Source document =
※
After making prepared remarks, Cook was asked why he decided now is the time to step down. He said he desired the “best-ever transition,” which means that the “business had to be doing great,” the “product road map to be incredible” and for Ternus to be “ready for the role.” 

 


Cook noted that the company has an “incredible” product pipeline and that it reported its best-ever quarter during the most recent holiday period. “These three things all intersected and they intersect now,” Cook said. “And so now was the time.” 

 


He said he wanted the transition to be “a textbook succession plan, the best in the world. And I hope that business schools and so forth are writing about it.” 

 


In his own comments to employees, Ternus said that he’s “especially excited to be stepping into this role at this moment, because I am telling you we are about to change the world once again.” 

 


He said Apple has an “incredible road map ahead, and I’m not exaggerating when I say this is the most exciting time to be building products and services at Apple in my entire career.” 

 


The Cupertino, California-based company is poised to launch a foldable iPhone this fall and is working on several new home devices and wearables.
※
(Stored records)
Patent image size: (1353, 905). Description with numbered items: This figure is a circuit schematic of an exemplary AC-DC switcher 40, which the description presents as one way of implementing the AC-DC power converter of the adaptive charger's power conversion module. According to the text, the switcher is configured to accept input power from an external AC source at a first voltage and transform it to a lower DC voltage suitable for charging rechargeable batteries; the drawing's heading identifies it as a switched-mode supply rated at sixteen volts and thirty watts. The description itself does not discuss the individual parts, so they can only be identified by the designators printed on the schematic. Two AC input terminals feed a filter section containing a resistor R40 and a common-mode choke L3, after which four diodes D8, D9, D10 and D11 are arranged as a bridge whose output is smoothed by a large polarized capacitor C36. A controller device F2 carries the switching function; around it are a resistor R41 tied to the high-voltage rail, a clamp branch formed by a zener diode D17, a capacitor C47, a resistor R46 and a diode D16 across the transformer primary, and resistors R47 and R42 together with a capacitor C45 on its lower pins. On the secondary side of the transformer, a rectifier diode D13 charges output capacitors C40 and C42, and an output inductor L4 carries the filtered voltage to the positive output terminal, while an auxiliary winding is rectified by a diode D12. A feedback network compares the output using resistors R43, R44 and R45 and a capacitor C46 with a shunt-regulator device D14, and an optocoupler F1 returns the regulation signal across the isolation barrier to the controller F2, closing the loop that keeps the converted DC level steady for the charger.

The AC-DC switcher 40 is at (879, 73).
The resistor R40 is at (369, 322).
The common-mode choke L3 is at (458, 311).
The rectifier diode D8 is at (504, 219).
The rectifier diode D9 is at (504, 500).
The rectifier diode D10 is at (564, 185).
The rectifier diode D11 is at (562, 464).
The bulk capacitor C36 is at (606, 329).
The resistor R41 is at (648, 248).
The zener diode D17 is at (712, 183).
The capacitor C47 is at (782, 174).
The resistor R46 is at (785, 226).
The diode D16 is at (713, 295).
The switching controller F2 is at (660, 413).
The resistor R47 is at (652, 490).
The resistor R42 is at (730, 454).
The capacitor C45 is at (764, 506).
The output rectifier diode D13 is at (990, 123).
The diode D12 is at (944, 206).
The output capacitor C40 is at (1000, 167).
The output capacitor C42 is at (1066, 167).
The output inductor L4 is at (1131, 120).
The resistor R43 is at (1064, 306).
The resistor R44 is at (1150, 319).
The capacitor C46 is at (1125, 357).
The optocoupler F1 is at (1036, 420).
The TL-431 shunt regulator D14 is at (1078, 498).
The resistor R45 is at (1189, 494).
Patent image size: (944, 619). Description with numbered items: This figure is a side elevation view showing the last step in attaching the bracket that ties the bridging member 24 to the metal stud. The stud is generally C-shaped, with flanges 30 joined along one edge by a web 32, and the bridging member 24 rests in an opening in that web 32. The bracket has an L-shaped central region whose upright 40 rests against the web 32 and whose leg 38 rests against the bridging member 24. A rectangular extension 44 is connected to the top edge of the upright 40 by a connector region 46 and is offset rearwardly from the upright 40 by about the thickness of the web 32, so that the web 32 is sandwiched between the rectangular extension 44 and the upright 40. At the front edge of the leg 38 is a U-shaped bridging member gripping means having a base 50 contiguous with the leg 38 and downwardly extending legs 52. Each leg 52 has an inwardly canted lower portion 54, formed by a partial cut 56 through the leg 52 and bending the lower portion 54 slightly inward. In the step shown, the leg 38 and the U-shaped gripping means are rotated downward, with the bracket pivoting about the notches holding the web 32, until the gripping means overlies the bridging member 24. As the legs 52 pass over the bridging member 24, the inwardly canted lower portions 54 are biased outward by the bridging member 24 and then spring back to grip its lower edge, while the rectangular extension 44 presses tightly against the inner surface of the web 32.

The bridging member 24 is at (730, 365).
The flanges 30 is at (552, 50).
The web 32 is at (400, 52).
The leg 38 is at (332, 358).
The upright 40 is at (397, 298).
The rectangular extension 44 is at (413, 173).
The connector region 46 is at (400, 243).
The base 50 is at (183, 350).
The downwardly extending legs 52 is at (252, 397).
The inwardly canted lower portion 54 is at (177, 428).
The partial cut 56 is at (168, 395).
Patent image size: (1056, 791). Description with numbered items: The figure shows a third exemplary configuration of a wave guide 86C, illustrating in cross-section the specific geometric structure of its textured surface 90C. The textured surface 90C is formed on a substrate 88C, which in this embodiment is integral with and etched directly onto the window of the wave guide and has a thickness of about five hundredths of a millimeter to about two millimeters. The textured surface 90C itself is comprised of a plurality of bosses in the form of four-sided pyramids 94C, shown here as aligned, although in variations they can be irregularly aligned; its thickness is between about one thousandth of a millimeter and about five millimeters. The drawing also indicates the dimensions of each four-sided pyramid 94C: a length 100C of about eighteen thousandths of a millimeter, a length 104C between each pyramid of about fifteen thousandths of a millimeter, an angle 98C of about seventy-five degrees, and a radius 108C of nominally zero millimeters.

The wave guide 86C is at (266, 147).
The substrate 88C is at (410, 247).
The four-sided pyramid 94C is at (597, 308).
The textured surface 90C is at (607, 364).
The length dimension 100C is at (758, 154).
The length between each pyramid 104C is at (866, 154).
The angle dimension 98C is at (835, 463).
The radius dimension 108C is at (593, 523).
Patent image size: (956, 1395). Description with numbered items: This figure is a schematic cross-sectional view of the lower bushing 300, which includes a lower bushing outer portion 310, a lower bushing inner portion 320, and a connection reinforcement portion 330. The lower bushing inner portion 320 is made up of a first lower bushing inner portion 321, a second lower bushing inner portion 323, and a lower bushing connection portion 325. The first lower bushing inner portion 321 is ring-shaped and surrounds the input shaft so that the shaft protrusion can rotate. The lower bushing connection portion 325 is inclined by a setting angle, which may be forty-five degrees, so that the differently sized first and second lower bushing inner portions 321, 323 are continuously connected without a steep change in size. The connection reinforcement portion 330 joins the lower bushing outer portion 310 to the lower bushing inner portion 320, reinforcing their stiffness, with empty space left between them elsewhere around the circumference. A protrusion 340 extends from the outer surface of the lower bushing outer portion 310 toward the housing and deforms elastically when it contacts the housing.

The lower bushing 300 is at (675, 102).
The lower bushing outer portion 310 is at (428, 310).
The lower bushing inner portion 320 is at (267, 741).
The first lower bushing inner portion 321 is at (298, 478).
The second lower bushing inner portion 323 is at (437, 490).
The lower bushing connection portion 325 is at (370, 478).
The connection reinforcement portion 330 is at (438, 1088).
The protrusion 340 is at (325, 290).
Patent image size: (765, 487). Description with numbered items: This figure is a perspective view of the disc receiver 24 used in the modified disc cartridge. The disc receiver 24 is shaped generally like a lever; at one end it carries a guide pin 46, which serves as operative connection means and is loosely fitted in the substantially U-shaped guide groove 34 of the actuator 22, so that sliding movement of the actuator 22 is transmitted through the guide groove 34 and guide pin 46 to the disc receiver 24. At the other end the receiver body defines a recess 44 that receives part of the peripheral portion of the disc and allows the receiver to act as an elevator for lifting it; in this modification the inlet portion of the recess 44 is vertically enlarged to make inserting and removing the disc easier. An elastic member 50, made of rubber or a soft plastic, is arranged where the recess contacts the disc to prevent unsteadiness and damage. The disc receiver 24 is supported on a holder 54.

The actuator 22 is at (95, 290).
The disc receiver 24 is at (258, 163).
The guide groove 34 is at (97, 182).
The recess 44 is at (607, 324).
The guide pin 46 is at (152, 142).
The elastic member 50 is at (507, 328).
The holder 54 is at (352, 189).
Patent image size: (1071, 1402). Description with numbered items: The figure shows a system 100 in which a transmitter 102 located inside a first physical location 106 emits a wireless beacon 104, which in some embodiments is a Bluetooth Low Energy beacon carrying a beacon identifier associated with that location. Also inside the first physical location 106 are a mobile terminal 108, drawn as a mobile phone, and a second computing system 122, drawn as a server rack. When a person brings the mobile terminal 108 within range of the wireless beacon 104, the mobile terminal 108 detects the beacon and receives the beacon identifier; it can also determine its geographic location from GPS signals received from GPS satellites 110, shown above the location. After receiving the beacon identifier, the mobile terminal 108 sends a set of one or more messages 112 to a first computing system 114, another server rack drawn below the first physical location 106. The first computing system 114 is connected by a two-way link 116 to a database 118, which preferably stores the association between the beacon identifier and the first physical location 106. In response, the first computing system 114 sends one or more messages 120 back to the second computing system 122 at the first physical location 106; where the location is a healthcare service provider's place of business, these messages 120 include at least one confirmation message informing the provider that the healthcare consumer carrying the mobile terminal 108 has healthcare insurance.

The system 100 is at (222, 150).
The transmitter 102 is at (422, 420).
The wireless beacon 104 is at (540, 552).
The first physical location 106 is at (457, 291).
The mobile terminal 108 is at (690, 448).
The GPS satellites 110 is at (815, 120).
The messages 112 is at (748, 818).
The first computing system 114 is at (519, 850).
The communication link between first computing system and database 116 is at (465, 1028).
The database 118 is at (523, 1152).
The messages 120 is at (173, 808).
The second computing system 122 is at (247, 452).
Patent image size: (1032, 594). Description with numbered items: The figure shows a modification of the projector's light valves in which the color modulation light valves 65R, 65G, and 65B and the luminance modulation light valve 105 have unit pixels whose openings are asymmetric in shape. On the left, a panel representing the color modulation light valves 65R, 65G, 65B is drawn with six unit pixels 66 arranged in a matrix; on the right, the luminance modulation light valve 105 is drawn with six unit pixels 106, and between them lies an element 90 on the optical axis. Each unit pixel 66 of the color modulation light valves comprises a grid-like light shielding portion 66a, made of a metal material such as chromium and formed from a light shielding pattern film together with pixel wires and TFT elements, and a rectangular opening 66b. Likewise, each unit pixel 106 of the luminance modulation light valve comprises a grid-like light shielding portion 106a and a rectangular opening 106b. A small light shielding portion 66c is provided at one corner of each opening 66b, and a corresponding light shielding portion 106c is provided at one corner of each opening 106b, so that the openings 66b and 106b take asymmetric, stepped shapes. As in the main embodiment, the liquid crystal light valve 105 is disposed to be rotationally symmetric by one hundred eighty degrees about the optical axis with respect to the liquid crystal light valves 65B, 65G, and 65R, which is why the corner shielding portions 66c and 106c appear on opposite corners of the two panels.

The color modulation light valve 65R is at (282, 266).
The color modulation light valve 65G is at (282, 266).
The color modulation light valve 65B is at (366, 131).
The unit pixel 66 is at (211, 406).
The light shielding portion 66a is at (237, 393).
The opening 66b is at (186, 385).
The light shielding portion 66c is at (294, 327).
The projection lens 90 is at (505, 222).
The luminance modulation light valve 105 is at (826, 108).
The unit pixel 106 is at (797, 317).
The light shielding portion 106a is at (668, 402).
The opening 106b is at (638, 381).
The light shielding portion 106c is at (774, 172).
※
What you need to do =
Decide whether each statement agrees with the article on Apple's leadership change, answering yes or no and quoting the words of the article that settle it.
(a) Cook pointed to a record quarter in the latest holiday period.
(b) Cook hoped business schools would write about the succession.
(c) Ternus described the present as a slow time for building products at Apple.

Written response =
(a) Yes: "it reported its best-ever quarter during the most recent holiday period."
(b) Yes: "And I hope that business schools and so forth are writing about it."
(c) No: "this is the most exciting time to be building products and services at Apple in my entire career."